TASK REQUIREMENTS: What is the number of lines holding the word "гражданского"? Give that number alone.

DATASET CONTENT:
----------------
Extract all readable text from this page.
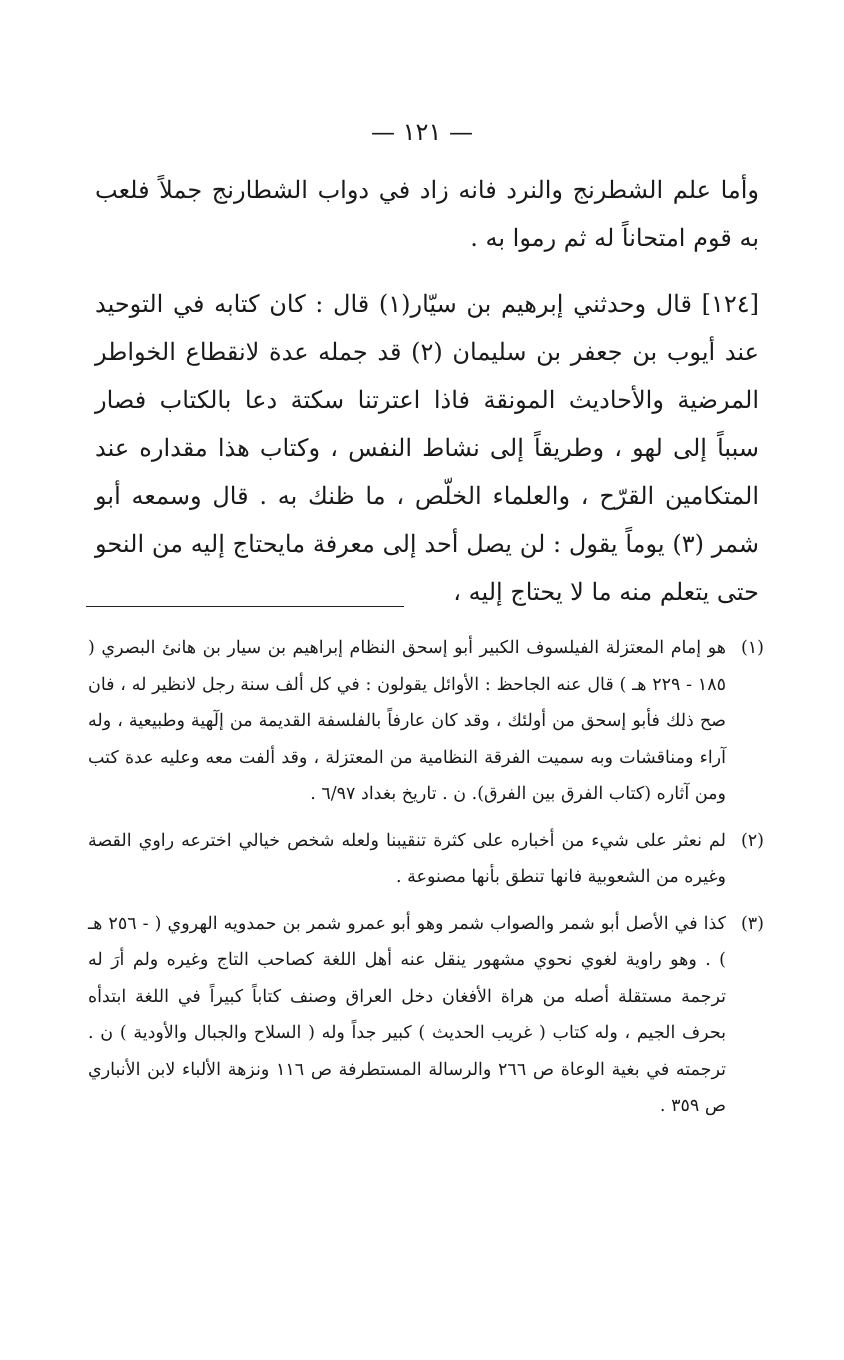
— ١٢١ —

وأما علم الشطرنج والنرد فانه زاد في دواب الشطارنج جملاً فلعب به قوم امتحاناً له ثم رموا به .

[١٢٤] قال وحدثني إبرهيم بن سيّار(١) قال : كان كتابه في التوحيد عند أيوب بن جعفر بن سليمان (٢) قد جمله عدة لانقطاع الخواطر المرضية والأحاديث المونقة فاذا اعترتنا سكتة دعا بالكتاب فصار سبباً إلى لهو ، وطريقاً إلى نشاط النفس ، وكتاب هذا مقداره عند المتكامين القرّح ، والعلماء الخلّص ، ما ظنك به . قال وسمعه أبو شمر (٣) يوماً يقول : لن يصل أحد إلى معرفة مايحتاج إليه من النحو حتى يتعلم منه ما لا يحتاج إليه ،

(١)
هو إمام المعتزلة الفيلسوف الكبير أبو إسحق النظام إبراهيم بن سيار بن هانئ البصري ( ١٨٥ - ٢٢٩ هـ ) قال عنه الجاحظ : الأوائل يقولون : في كل ألف سنة رجل لانظير له ، فان صح ذلك فأبو إسحق من أولئك ، وقد كان عارفاً بالفلسفة القديمة من إلٓهية وطبيعية ، وله آراء ومناقشات وبه سميت الفرقة النظامية من المعتزلة ، وقد ألفت معه وعليه عدة كتب ومن آثاره (كتاب الفرق بين الفرق). ن . تاريخ بغداد ٦/٩٧ .
(٢)
لم نعثر على شيء من أخباره على كثرة تنقيبنا ولعله شخص خيالي اخترعه راوي القصة وغيره من الشعوبية فانها تنطق بأنها مصنوعة .
(٣)
كذا في الأصل أبو شمر والصواب شمر وهو أبو عمرو شمر بن حمدويه الهروي ( - ٢٥٦ هـ ) . وهو راوية لغوي نحوي مشهور ينقل عنه أهل اللغة كصاحب التاج وغيره ولم أرَ له ترجمة مستقلة أصله من هراة الأفغان دخل العراق وصنف كتاباً كبيراً في اللغة ابتدأه بحرف الجيم ، وله كتاب ( غريب الحديث ) كبير جداً وله ( السلاح والجبال والأودية ) ن . ترجمته في بغية الوعاة ص ٢٦٦ والرسالة المستطرفة ص ١١٦ ونزهة الألباء لابن الأنباري ص ٣٥٩ .
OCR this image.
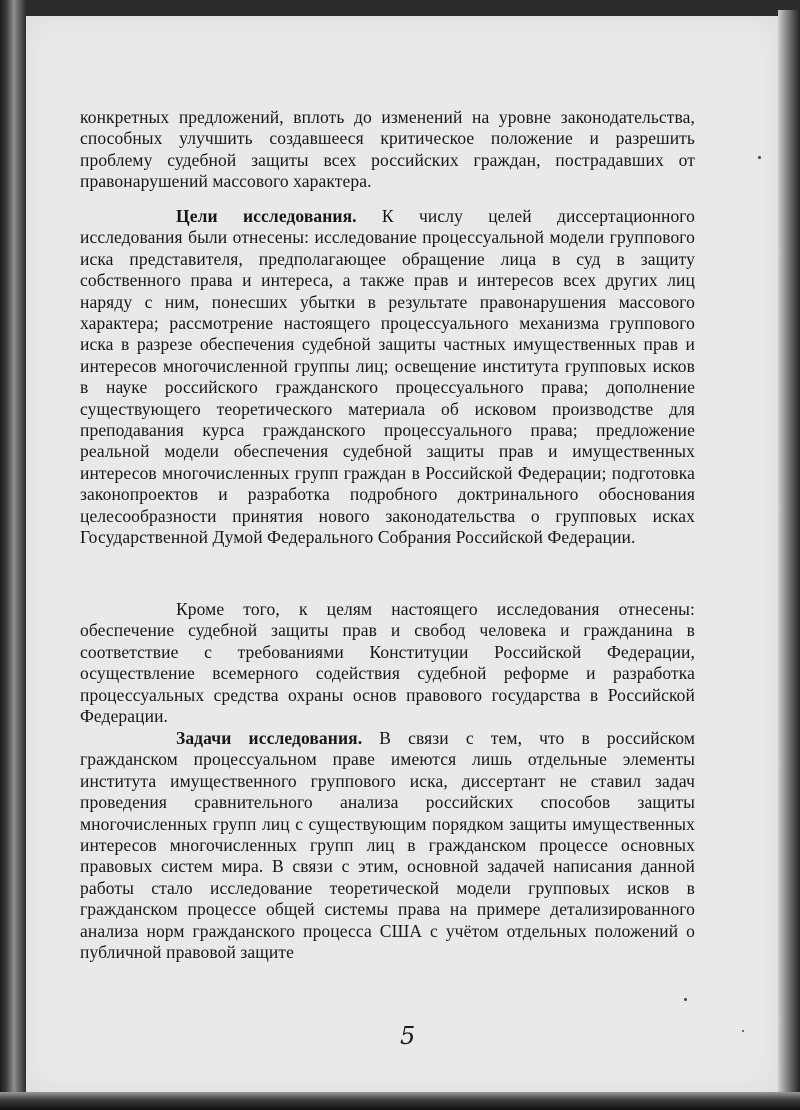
конкретных предложений, вплоть до изменений на уровне законодательства, способных улучшить создавшееся критическое положение и разрешить проблему судебной защиты всех российских граждан, пострадавших от правонарушений массового характера.

Цели исследования. К числу целей диссертационного исследования были отнесены: исследование процессуальной модели группового иска представителя, предполагающее обращение лица в суд в защиту собственного права и интереса, а также прав и интересов всех других лиц наряду с ним, понесших убытки в результате правонарушения массового характера; рассмотрение настоящего процессуального механизма группового иска в разрезе обеспечения судебной защиты частных имущественных прав и интересов многочисленной группы лиц; освещение института групповых исков в науке российского гражданского процессуального права; дополнение существующего теоретического материала об исковом производстве для преподавания курса гражданского процессуального права; предложение реальной модели обеспечения судебной защиты прав и имущественных интересов многочисленных групп граждан в Российской Федерации; подготовка законопроектов и разработка подробного доктринального обоснования целесообразности принятия нового законодательства о групповых исках Государственной Думой Федерального Собрания Российской Федерации.

Кроме того, к целям настоящего исследования отнесены: обеспечение судебной защиты прав и свобод человека и гражданина в соответствие с требованиями Конституции Российской Федерации, осуществление всемерного содействия судебной реформе и разработка процессуальных средства охраны основ правового государства в Российской Федерации.

Задачи исследования. В связи с тем, что в российском гражданском процессуальном праве имеются лишь отдельные элементы института имущественного группового иска, диссертант не ставил задач проведения сравнительного анализа российских способов защиты многочисленных групп лиц с существующим порядком защиты имущественных интересов многочисленных групп лиц в гражданском процессе основных правовых систем мира. В связи с этим, основной задачей написания данной работы стало исследование теоретической модели групповых исков в гражданском процессе общей системы права на примере детализированного анализа норм гражданского процесса США с учётом отдельных положений о публичной правовой защите

5
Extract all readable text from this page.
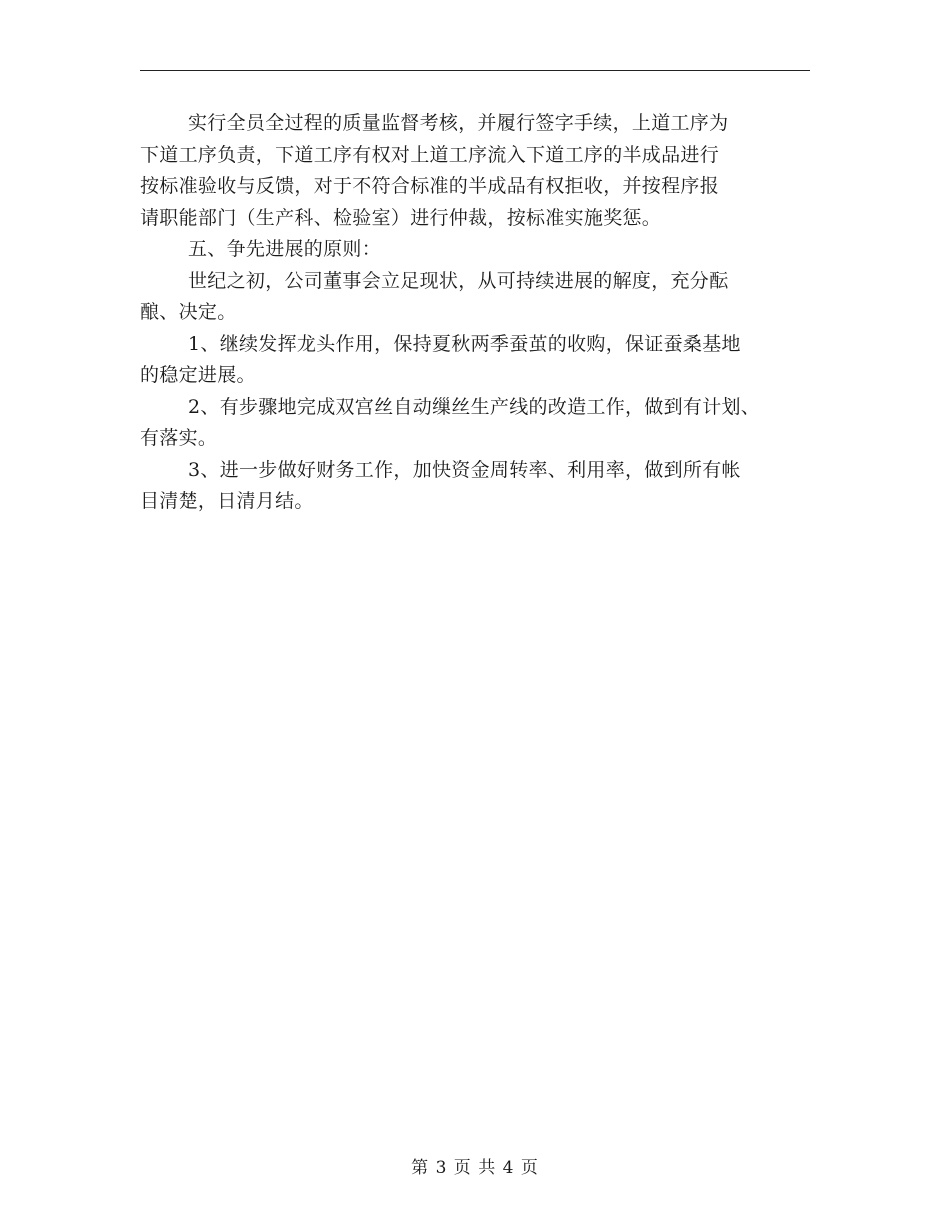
实行全员全过程的质量监督考核，并履行签字手续，上道工序为
下道工序负责，下道工序有权对上道工序流入下道工序的半成品进行
按标准验收与反馈，对于不符合标准的半成品有权拒收，并按程序报
请职能部门（生产科、检验室）进行仲裁，按标准实施奖惩。

五、争先进展的原则：

世纪之初，公司董事会立足现状，从可持续进展的解度，充分酝
酿、决定。

1、继续发挥龙头作用，保持夏秋两季蚕茧的收购，保证蚕桑基地
的稳定进展。

2、有步骤地完成双宫丝自动缫丝生产线的改造工作，做到有计划、
有落实。

3、进一步做好财务工作，加快资金周转率、利用率，做到所有帐
目清楚，日清月结。

第 3 页 共 4 页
----------------
ANSWER TO THIS PROBLEM: 2